What the exercise asks:
Copy out each line of the material in which the word "JSON" appears.

/---

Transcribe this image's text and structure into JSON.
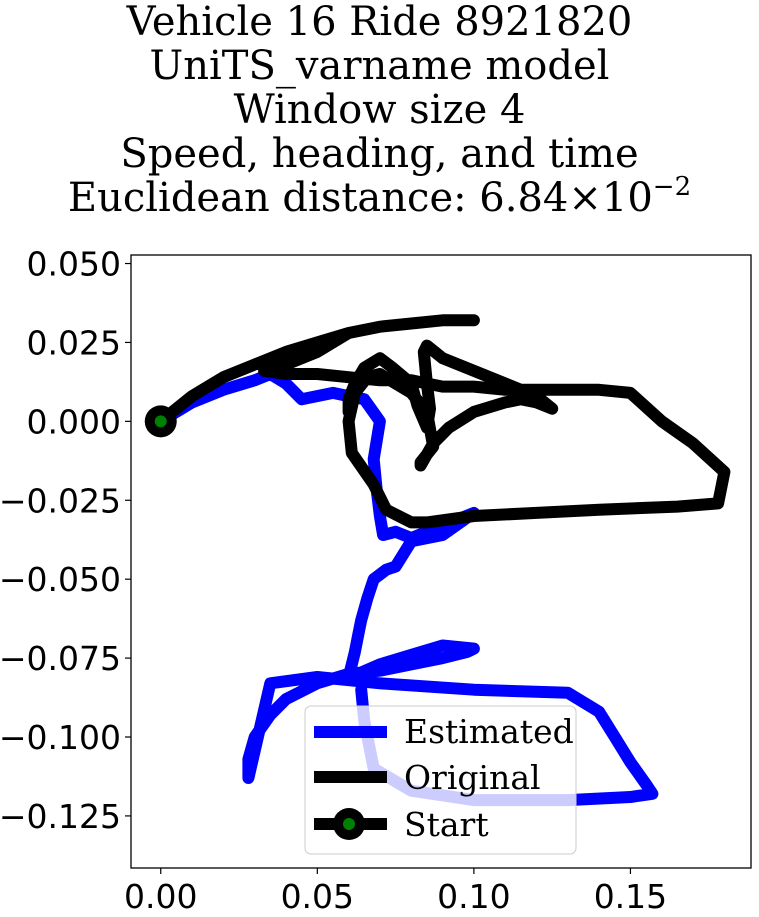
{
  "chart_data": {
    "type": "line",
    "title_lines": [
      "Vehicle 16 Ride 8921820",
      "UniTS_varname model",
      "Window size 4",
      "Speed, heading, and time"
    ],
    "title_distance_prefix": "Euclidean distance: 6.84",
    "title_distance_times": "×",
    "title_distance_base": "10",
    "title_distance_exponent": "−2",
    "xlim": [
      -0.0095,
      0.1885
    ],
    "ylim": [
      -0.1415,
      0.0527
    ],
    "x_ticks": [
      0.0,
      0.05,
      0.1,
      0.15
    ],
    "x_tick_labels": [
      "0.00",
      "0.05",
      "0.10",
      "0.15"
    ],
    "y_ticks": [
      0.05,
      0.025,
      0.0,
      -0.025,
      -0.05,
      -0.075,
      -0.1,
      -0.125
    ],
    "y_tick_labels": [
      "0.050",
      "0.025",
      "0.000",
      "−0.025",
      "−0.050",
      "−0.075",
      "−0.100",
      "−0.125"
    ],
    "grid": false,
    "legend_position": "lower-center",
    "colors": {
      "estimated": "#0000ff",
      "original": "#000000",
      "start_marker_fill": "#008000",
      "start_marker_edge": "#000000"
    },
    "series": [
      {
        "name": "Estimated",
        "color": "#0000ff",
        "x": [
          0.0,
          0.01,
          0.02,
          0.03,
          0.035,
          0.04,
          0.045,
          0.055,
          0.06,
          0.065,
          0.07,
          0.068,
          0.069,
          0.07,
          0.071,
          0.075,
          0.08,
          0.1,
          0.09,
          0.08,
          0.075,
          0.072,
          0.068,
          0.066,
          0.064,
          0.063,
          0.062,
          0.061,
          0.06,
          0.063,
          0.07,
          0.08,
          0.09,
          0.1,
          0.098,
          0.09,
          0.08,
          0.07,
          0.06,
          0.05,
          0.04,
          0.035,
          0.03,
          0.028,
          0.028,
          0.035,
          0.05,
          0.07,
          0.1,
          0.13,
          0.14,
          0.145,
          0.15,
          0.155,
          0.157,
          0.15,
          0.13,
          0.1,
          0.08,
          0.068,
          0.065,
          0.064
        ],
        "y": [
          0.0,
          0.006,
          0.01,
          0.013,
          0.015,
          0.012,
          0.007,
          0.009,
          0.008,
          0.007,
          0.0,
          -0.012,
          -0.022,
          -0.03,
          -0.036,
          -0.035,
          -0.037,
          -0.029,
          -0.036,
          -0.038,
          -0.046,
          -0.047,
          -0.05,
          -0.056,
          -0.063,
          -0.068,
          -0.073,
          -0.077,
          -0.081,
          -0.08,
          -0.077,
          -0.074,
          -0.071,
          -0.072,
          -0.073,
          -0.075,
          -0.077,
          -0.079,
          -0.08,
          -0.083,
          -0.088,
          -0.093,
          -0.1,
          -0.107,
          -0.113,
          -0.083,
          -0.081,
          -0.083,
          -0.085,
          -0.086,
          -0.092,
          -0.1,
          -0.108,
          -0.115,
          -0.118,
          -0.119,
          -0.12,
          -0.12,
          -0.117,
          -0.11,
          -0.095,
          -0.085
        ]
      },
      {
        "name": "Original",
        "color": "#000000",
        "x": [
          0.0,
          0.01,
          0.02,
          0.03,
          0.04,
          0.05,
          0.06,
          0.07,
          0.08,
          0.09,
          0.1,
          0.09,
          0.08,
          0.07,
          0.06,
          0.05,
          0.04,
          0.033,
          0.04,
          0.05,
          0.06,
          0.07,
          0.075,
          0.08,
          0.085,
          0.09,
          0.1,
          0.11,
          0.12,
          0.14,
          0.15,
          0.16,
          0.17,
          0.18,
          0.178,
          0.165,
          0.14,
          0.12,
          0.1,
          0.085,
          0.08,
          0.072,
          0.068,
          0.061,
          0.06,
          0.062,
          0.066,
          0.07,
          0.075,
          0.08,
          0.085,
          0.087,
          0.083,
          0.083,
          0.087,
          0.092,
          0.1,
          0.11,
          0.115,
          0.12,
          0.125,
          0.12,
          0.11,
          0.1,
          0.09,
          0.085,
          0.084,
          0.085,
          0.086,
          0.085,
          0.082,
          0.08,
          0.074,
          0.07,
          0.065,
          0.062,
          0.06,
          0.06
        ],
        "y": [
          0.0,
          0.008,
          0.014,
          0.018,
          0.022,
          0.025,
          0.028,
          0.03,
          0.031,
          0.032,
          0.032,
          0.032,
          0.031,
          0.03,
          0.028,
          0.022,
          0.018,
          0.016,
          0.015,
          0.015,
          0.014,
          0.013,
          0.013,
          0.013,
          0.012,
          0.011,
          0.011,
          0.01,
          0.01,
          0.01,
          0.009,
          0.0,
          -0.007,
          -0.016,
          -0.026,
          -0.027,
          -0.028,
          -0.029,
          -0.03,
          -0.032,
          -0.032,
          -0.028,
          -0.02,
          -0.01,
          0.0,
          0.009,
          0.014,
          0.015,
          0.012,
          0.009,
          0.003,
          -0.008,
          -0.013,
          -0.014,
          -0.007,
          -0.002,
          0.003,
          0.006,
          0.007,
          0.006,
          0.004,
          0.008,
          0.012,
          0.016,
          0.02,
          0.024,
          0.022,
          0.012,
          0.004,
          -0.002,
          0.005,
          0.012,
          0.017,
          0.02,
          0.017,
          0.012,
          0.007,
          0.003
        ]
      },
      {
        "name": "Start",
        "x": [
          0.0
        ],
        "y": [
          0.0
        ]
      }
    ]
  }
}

\---
/---

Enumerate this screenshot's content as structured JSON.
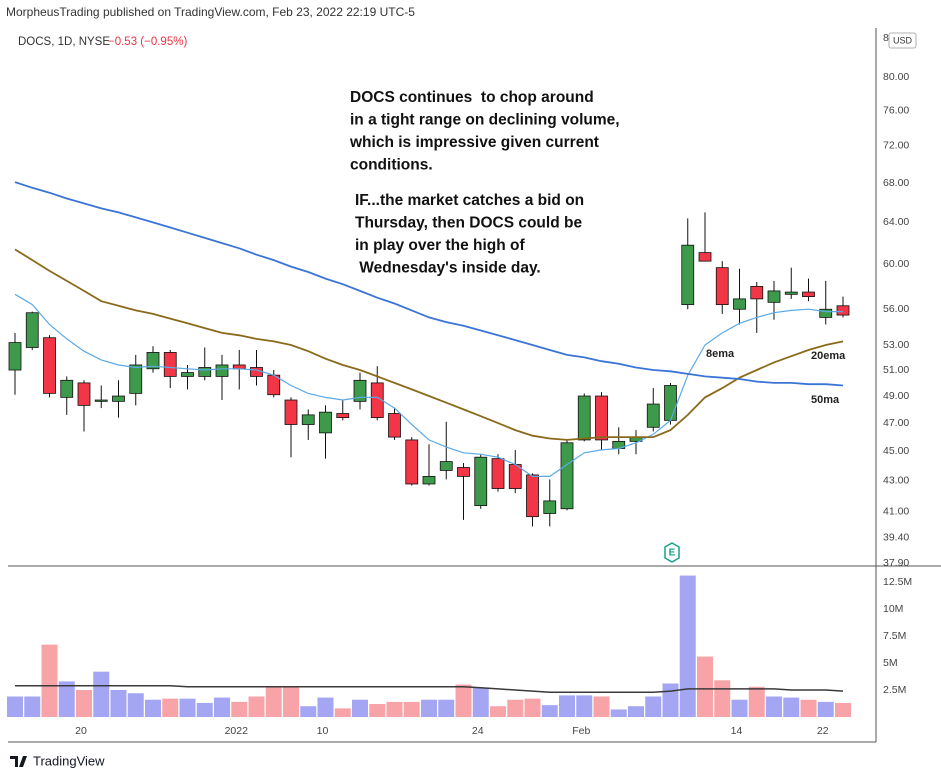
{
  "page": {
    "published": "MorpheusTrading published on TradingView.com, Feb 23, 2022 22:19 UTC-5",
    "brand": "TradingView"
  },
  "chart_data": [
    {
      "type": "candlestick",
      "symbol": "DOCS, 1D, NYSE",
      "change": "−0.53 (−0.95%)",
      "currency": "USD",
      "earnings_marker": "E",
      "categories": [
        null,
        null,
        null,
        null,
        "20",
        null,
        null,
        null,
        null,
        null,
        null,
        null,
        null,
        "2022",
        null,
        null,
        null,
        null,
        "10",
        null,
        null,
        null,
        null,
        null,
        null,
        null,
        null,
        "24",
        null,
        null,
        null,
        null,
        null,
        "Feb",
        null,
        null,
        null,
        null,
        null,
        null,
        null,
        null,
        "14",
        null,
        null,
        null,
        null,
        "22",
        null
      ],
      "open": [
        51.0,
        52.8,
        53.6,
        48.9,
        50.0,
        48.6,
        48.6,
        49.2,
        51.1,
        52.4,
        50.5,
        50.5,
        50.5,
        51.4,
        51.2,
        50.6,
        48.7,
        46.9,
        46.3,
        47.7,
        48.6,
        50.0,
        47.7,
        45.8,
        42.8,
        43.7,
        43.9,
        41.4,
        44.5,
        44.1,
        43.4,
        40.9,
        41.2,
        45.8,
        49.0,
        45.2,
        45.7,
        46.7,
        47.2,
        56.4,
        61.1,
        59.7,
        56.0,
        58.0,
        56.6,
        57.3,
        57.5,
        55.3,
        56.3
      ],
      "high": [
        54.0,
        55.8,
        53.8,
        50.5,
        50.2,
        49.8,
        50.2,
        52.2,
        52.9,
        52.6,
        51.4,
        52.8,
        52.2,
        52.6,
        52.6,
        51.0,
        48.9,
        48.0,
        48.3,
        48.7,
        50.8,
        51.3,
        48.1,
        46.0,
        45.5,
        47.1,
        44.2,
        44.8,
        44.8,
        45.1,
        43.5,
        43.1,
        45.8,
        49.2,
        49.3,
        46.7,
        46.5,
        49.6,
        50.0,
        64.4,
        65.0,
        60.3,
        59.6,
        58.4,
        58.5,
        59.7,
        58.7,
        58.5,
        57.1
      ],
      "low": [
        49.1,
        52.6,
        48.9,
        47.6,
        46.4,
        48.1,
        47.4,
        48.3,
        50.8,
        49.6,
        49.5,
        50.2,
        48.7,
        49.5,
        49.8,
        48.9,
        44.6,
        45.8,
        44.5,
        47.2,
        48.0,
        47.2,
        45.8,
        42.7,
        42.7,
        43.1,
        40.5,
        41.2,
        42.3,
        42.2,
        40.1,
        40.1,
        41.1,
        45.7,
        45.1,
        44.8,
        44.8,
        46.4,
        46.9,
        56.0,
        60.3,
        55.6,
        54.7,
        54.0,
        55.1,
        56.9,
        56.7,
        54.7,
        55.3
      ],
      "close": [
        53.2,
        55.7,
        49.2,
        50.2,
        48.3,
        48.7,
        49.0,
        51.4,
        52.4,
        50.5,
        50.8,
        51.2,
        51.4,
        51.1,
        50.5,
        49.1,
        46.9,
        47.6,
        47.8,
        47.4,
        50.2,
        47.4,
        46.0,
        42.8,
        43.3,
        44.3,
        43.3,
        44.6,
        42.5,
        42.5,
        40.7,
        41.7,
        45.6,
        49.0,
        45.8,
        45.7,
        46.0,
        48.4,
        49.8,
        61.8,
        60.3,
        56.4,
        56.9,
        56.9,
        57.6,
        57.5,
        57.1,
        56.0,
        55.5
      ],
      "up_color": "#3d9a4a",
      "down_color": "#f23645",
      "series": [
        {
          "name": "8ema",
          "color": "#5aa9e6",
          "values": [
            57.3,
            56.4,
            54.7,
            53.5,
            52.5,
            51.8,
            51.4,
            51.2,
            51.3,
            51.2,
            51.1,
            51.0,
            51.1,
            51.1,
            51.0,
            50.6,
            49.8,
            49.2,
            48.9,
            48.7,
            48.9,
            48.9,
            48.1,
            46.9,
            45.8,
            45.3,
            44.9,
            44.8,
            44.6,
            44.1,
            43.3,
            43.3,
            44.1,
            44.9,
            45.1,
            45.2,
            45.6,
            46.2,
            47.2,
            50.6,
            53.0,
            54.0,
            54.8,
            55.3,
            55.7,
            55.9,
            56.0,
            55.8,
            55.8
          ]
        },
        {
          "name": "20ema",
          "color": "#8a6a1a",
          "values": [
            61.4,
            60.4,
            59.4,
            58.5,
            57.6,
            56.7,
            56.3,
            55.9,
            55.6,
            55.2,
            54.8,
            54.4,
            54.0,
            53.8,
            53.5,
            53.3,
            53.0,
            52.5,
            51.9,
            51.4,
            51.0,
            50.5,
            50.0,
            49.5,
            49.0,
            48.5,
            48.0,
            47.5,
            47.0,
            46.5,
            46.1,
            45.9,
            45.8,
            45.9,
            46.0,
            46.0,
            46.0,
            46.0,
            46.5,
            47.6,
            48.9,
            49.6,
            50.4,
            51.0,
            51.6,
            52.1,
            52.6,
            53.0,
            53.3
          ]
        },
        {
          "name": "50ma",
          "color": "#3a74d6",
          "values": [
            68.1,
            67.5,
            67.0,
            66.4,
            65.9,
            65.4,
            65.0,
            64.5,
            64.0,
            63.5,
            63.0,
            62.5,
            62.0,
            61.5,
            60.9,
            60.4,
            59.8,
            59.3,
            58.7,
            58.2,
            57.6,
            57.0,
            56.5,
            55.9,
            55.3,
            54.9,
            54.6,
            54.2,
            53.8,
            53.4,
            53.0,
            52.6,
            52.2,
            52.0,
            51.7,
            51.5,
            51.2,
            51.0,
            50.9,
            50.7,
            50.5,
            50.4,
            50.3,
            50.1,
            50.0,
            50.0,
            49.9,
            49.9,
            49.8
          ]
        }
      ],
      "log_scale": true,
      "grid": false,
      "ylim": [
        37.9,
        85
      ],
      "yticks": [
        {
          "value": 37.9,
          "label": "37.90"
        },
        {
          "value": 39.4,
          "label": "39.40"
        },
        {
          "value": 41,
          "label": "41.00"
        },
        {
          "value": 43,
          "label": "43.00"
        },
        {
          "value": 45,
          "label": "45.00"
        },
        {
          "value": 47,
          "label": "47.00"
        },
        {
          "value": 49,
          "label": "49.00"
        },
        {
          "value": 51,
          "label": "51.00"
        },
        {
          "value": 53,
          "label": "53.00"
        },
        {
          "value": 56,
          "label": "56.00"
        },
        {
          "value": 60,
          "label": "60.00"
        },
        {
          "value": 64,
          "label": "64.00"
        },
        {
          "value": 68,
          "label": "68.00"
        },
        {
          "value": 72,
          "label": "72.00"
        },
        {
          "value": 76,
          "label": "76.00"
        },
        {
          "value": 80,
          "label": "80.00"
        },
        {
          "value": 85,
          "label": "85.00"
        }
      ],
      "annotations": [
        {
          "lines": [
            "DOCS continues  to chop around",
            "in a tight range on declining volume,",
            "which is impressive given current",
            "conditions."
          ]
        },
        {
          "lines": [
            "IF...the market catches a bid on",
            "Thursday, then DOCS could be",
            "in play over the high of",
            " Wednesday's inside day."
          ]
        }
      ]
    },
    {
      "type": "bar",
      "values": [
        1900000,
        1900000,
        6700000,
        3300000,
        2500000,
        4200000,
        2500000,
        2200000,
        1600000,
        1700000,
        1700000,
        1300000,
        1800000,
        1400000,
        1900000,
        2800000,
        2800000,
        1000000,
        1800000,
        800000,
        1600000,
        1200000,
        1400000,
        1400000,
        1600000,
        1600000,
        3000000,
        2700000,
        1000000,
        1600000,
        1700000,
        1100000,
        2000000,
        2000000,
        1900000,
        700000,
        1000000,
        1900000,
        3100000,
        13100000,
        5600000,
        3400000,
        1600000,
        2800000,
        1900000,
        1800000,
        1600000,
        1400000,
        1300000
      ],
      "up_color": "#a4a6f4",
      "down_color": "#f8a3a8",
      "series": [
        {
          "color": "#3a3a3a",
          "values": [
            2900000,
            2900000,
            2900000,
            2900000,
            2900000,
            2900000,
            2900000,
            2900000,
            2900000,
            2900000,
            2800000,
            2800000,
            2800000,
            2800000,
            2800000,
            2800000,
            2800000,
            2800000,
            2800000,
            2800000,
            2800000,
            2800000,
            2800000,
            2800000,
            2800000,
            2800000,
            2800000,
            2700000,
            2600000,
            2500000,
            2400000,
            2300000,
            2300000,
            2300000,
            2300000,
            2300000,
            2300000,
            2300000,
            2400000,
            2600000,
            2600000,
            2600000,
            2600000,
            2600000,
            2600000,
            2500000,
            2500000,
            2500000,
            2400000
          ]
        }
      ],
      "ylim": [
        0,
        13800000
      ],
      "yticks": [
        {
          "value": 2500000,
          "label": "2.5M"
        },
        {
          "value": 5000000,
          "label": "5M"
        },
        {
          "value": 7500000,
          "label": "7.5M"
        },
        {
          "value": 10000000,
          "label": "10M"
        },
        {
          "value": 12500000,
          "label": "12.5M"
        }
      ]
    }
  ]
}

\---

Finished exercise:
Transcribe this image's text and structure into JSON.
Enumerate this screenshot's content as structured JSON.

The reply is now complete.